▸ Selected excerpt
FoodCult: Food, Culture and Identity in Ireland, c.1550-1650

Part of: Society for Historical Archaeology 2023

This collection contains the abstracts of the papers presented in the session entitled "FoodCult: Food, Culture and Identity in Ireland, c.1550-1650," at the 2023 annual meeting of the Society for Historical Archaeology.

Funded by the European Research Council, FoodCult is a five-year comparative research project that explores food, culture, and identity in early modern Ireland, c. 1550-1650. This was a period of major economic and technological development, globalization, religious reform, and unprecedented intercultural contact. It was also a period of conquest, colonization, and conflict in Ireland.

Radically interdisciplinary in its approach, FoodCult integrates historical archaeology, social history, zooarchaeology, bioarchaeology, geochemistry, and digital technologies to examine how Ireland’s complex intercultural society identified and interacted through food and foodways, shedding light, not just on consumption patterns, but on Ireland’s broader economic and social development.

Drawing on their diverse analytical methods, the authors in this session will elucidate the multifaceted and highly contested ethnic, religious, and political relationships between local, national, and global currents of change, illuminating how these relationships might be interpreted through the archaeological and historic record, corroborated by scientific approaches and analysis.

▸ Data section

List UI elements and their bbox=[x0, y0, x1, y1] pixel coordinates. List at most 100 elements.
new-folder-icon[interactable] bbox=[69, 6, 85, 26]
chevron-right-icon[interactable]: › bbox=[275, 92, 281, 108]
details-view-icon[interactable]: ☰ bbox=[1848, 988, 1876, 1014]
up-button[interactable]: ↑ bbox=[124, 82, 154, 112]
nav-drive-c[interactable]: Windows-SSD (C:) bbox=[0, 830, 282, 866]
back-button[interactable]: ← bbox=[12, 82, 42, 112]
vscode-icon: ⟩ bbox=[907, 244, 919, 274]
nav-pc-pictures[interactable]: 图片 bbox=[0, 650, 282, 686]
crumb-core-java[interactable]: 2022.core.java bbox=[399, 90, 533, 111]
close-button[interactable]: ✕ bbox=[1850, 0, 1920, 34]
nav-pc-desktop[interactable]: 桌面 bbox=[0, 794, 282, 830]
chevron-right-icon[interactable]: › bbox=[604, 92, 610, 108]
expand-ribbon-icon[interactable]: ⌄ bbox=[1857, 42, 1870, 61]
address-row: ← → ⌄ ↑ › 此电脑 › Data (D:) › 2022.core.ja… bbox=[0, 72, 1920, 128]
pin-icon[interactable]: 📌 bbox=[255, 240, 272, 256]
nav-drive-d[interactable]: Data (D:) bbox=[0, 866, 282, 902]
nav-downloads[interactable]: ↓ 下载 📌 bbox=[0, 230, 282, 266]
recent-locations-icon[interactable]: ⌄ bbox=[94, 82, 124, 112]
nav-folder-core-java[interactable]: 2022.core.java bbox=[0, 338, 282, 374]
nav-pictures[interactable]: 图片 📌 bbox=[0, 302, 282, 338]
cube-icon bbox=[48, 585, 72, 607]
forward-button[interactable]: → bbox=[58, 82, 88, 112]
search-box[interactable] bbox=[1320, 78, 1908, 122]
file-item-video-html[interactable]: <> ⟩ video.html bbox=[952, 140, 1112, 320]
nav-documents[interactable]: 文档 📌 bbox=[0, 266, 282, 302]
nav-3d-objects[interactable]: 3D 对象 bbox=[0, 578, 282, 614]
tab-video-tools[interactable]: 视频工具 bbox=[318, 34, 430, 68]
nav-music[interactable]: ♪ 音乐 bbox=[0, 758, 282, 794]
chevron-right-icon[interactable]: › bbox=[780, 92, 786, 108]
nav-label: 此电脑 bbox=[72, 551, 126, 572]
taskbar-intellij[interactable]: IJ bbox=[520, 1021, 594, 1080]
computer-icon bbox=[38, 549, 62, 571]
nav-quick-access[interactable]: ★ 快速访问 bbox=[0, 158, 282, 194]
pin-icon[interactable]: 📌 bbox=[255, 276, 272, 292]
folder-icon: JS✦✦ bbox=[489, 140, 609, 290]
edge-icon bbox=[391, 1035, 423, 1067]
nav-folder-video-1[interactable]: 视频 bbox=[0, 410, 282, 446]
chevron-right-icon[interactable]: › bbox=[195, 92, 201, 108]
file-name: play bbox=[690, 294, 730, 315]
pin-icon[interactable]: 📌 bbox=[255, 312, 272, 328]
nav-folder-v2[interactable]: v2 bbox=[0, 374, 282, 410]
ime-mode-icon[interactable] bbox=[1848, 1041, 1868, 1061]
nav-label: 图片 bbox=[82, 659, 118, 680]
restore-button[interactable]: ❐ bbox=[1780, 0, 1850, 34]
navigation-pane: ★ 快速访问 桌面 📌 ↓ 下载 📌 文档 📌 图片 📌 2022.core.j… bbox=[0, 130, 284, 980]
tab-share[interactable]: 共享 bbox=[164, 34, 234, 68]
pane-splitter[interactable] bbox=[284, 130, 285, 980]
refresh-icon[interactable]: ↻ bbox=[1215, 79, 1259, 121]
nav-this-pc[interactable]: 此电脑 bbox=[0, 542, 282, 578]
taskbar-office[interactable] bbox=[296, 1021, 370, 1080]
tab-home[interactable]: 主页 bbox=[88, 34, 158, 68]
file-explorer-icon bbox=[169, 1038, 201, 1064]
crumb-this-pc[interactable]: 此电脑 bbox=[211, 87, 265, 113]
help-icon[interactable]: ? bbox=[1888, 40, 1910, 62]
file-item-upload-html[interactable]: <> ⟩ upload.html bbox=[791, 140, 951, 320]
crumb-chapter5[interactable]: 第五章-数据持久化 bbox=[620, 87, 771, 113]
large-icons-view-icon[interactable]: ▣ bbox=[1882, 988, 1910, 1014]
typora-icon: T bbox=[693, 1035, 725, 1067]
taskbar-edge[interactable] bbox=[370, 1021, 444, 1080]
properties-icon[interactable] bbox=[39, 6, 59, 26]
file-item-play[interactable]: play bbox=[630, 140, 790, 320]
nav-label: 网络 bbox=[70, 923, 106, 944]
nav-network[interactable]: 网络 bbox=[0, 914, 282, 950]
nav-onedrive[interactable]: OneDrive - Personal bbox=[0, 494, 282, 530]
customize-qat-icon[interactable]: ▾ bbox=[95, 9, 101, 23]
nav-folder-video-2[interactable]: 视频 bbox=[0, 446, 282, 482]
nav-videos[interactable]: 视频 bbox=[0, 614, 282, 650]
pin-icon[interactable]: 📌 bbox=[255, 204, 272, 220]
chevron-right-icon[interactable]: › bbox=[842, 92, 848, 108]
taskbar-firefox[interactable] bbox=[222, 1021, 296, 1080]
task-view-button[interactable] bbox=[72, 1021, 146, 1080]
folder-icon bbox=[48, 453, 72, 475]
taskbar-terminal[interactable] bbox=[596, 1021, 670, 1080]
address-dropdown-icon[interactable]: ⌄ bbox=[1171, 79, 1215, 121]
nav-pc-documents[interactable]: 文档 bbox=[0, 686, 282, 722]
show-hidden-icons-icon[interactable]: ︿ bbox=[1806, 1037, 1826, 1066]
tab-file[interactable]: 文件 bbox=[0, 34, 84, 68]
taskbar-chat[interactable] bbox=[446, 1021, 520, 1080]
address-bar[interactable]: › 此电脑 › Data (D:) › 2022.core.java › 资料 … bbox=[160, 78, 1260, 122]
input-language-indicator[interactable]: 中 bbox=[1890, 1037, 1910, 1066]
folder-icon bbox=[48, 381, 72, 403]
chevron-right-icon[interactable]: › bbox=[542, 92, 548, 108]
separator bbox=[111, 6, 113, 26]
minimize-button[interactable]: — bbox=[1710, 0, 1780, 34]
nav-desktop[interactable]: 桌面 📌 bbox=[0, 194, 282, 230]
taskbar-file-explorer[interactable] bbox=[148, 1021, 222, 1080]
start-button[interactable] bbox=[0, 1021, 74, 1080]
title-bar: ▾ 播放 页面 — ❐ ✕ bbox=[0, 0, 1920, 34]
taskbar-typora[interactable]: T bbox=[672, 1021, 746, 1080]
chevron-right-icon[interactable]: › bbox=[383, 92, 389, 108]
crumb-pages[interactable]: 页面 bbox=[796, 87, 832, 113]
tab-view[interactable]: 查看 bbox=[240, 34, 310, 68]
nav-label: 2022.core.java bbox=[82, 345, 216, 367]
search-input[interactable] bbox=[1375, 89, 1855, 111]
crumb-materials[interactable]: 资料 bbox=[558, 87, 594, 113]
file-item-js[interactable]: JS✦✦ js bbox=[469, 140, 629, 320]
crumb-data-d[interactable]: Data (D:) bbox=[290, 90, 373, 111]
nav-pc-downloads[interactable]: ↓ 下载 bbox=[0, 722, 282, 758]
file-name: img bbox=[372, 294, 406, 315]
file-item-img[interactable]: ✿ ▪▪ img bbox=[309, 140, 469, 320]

▸ Task 1
In the FoodCult description, which body funds the project?
▸ Task 2
Reproduce the FoodCult description word for word, starting with "Radically interdisciplinary in" and going on through "approaches and analysis.".

▸ Exercise response 1
The European Research Council

▸ Exercise response 2
Radically interdisciplinary in its approach, FoodCult integrates historical archaeology, social history, zooarchaeology, bioarchaeology, geochemistry, and digital technologies to examine how Ireland’s complex intercultural society identified and interacted through food and foodways, shedding light, not just on consumption patterns, but on Ireland’s broader economic and social development.

Drawing on their diverse analytical methods, the authors in this session will elucidate the multifaceted and highly contested ethnic, religious, and political relationships between local, national, and global currents of change, illuminating how these relationships might be interpreted through the archaeological and historic record, corroborated by scientific approaches and analysis.